- **STATED EXERCISE**
From the entries below, gather every line containing the string "this".

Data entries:
--------------------------------
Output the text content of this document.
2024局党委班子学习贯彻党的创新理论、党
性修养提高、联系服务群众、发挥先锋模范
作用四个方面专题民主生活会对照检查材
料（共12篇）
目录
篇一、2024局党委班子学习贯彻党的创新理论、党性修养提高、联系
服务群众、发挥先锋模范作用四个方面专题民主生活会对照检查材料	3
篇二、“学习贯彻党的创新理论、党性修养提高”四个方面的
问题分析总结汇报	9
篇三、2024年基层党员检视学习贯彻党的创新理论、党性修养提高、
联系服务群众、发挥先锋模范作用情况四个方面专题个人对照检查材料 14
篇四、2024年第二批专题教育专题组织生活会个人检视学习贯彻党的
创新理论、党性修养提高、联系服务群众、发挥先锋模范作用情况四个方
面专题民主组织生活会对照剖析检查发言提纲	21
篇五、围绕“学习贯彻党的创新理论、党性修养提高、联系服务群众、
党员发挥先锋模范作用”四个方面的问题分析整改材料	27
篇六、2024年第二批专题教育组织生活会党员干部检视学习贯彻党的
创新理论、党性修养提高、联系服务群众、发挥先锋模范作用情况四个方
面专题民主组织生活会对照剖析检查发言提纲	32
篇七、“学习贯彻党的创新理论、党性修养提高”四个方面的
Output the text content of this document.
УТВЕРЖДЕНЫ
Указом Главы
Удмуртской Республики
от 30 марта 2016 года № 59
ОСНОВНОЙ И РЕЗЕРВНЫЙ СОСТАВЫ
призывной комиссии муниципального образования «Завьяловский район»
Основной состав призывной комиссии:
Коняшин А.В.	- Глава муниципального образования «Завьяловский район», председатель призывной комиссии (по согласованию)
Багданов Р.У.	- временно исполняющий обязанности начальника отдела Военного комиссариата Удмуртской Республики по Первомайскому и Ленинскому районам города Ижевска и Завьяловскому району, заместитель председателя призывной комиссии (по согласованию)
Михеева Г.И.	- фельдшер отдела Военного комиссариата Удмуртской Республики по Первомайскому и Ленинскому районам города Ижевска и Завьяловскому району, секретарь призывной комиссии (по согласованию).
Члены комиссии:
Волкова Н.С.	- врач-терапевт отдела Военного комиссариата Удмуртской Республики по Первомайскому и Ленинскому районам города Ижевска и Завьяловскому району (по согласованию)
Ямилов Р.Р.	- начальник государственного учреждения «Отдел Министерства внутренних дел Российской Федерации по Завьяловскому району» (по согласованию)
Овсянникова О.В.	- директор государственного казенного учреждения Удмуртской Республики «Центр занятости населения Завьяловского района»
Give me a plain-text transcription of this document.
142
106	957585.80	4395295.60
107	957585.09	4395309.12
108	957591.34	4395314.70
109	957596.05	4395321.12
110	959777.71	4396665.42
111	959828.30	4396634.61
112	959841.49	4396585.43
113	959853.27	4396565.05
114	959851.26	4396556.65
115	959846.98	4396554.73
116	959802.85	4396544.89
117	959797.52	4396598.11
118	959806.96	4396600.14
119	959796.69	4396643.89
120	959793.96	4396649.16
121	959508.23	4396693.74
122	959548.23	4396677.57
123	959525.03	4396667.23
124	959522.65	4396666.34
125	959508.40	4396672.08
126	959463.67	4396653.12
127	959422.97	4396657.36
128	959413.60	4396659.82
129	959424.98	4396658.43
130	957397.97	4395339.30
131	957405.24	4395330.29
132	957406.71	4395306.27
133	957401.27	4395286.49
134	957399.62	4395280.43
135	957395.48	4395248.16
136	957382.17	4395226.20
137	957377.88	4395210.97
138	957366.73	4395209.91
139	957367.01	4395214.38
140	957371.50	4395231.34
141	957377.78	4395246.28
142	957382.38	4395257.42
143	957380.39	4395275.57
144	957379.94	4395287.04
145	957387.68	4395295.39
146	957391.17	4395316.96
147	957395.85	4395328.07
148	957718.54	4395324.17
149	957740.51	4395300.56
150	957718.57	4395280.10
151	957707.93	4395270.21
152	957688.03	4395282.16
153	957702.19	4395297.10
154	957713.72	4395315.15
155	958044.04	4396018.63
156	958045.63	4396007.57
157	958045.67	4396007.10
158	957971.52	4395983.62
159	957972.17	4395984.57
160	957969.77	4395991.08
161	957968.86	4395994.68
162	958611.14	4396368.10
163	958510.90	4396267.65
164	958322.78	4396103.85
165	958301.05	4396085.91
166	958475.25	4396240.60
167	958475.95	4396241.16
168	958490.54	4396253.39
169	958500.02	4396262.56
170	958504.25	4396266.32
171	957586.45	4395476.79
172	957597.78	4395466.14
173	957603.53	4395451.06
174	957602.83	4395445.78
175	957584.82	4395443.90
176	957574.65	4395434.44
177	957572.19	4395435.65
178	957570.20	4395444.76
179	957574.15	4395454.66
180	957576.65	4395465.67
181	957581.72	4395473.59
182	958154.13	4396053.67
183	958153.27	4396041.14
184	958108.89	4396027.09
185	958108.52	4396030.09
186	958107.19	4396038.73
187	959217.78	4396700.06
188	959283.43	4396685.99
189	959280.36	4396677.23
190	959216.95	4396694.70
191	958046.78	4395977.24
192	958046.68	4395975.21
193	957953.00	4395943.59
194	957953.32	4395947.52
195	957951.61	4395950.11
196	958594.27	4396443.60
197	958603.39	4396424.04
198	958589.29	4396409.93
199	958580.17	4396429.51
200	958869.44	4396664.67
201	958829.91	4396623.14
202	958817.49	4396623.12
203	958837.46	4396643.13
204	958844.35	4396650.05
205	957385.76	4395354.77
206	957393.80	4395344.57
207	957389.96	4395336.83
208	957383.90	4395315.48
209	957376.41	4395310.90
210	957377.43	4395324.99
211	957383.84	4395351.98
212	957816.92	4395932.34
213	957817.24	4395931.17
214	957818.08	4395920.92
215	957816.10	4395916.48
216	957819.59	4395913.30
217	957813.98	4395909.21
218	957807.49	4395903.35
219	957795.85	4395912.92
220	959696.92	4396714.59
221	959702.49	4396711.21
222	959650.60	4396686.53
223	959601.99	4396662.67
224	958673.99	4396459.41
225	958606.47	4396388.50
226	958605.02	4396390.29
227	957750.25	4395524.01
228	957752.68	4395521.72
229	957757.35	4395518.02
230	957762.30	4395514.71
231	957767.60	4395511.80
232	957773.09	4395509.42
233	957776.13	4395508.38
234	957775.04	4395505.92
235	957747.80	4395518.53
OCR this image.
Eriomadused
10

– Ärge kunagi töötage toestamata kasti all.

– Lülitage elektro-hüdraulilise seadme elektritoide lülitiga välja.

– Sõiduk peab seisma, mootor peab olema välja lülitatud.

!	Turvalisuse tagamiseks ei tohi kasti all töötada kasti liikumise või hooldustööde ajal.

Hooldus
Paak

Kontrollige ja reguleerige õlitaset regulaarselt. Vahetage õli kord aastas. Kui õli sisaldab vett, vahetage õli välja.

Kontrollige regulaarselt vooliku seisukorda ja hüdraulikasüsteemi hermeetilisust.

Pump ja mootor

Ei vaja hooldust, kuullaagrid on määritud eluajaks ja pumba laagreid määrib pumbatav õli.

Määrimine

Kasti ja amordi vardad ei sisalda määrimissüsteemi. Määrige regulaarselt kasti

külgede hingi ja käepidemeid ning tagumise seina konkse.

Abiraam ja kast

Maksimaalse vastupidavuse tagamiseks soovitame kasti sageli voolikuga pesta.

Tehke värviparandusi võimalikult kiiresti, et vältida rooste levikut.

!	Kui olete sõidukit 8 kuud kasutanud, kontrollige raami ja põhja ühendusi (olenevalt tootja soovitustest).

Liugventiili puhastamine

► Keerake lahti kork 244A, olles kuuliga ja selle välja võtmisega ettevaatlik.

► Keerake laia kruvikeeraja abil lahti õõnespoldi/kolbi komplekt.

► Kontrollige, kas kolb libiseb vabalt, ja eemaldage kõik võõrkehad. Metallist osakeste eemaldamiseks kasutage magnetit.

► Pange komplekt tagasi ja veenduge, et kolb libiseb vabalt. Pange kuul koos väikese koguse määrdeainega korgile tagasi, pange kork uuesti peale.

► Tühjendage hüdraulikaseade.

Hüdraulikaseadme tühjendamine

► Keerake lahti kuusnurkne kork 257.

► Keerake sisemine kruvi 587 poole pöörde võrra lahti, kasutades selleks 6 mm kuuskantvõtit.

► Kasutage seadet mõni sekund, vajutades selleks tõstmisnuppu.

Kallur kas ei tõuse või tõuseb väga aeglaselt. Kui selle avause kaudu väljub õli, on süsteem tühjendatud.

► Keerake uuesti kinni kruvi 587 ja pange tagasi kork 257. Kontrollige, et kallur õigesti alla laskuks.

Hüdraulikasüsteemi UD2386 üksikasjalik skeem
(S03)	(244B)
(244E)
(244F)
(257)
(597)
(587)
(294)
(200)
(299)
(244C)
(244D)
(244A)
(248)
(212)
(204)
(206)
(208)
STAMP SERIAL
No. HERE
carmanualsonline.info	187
--------------------------------
- **THE RESULT**
Output the text content of this document.
Output the text content of this document.
Give me a plain-text transcription of this document.
OCR this image.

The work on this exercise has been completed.